Filter the entries and keep only the lines where the string "voyage" appears.
========================
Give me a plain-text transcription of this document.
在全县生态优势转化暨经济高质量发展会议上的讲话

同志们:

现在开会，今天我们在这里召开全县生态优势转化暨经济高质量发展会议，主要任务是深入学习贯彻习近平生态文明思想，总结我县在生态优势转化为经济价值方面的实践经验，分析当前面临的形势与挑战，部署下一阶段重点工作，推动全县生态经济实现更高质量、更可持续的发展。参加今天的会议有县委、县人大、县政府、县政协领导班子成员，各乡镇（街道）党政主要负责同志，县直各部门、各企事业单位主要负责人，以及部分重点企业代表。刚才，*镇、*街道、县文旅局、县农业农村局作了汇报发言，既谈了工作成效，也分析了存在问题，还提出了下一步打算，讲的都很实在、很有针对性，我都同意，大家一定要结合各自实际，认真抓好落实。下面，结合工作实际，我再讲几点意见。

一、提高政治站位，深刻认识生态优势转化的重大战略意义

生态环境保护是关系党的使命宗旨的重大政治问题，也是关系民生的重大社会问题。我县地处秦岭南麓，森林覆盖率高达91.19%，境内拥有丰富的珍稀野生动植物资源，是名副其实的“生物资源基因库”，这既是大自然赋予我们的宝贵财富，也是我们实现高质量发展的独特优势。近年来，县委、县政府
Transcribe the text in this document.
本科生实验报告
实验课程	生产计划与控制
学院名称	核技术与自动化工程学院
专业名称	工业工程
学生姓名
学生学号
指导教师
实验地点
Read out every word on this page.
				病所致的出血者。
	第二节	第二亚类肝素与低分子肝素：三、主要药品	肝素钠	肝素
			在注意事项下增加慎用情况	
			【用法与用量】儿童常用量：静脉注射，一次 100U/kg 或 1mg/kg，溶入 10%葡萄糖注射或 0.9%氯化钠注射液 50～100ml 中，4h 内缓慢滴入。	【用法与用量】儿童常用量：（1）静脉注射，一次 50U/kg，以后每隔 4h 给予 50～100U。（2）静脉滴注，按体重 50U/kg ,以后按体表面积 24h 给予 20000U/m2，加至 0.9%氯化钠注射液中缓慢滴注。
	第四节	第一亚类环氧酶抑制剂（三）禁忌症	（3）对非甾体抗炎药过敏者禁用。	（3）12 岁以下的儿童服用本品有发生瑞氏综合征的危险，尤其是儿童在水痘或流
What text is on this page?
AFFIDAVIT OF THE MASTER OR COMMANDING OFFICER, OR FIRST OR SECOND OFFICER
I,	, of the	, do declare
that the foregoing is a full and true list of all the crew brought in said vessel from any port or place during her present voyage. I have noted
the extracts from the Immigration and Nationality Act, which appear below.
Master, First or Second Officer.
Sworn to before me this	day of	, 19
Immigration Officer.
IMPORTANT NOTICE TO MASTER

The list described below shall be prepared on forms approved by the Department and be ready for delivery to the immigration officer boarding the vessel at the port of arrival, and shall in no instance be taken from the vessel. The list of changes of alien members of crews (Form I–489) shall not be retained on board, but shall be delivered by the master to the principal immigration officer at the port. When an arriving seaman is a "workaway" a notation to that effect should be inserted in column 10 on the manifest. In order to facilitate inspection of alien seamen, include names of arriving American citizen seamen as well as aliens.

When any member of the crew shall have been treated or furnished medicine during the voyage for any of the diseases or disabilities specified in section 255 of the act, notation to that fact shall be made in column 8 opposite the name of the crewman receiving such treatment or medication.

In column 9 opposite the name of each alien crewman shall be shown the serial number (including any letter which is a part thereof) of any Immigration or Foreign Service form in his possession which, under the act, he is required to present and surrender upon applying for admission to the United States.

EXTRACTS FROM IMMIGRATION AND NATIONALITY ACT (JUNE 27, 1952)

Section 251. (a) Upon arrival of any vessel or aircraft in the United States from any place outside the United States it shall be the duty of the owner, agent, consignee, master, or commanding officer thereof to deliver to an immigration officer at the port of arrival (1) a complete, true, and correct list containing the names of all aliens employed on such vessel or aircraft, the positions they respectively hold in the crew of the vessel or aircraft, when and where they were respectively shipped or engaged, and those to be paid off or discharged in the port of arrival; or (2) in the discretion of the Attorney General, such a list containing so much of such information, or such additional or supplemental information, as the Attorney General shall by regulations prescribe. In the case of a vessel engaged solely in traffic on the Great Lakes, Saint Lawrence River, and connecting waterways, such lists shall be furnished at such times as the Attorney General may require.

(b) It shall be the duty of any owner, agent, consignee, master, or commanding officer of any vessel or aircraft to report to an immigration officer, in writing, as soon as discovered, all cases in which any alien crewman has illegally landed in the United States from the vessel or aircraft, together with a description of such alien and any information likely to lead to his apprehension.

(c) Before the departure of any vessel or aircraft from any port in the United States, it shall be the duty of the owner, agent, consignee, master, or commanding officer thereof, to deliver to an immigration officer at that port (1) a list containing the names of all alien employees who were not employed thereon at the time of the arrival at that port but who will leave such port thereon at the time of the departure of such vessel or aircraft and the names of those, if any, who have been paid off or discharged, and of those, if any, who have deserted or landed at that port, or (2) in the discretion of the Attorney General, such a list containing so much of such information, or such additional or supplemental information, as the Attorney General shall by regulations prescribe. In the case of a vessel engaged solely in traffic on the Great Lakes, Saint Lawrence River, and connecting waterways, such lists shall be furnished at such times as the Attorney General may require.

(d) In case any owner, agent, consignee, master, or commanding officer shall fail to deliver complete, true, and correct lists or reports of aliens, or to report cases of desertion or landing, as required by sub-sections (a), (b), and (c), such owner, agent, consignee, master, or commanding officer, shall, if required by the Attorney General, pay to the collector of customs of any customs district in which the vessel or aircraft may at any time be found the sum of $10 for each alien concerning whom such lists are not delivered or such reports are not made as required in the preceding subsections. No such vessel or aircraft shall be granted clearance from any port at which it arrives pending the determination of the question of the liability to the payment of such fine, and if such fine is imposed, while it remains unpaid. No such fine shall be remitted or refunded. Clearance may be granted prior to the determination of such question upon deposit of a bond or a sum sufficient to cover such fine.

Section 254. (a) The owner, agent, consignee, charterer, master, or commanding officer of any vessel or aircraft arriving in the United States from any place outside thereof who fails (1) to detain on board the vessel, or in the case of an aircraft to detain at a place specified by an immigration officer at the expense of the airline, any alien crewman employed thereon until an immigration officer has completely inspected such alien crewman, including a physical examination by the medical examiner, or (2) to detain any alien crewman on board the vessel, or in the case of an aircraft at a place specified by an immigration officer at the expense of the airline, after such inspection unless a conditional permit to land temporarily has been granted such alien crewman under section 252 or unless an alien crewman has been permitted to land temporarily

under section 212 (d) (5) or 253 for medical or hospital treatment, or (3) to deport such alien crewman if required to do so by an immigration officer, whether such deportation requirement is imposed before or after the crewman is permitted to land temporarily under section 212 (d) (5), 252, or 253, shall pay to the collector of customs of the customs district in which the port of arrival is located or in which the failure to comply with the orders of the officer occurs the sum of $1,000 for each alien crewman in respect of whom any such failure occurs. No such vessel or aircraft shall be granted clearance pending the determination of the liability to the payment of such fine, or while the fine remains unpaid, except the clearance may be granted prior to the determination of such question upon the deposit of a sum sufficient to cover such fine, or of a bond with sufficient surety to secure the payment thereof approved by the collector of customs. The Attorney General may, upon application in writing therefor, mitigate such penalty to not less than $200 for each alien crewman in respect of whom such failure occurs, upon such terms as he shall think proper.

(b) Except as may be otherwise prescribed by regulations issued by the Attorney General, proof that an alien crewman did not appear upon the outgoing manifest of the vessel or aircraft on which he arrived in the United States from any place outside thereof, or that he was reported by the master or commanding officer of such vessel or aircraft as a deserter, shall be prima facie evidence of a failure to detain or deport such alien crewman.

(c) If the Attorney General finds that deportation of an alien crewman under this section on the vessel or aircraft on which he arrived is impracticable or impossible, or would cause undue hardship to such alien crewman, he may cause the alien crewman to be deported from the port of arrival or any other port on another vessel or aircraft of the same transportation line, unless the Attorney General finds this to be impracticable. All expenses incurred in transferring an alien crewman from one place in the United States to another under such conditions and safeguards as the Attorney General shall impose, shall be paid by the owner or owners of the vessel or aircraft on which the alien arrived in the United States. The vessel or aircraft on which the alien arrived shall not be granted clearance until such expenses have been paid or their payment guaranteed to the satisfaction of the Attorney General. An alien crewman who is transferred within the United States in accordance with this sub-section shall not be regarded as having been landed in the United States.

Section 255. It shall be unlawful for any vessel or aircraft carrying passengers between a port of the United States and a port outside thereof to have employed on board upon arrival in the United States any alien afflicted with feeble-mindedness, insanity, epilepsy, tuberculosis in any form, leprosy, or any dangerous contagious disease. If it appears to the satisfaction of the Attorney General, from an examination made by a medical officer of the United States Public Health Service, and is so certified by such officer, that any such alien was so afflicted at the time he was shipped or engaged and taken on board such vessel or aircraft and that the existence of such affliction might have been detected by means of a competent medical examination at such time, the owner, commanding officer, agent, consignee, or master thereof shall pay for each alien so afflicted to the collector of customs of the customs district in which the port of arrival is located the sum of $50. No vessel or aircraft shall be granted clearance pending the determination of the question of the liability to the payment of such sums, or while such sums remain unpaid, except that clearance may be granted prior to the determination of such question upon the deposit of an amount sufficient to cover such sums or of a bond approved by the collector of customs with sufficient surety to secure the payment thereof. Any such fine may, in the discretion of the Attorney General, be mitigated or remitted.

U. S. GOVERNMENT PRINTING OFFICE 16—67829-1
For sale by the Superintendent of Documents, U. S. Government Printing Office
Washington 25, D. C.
========================
Answer for this exercise =>
that the foregoing is a full and true list of all the crew brought in said vessel from any port or place during her present voyage. I have noted
When any member of the crew shall have been treated or furnished medicine during the voyage for any of the diseases or disabilities specified in section 255 of the act, notation to that fact shall be made in column 8 opposite the name of the crewman receiving such treatment or medication.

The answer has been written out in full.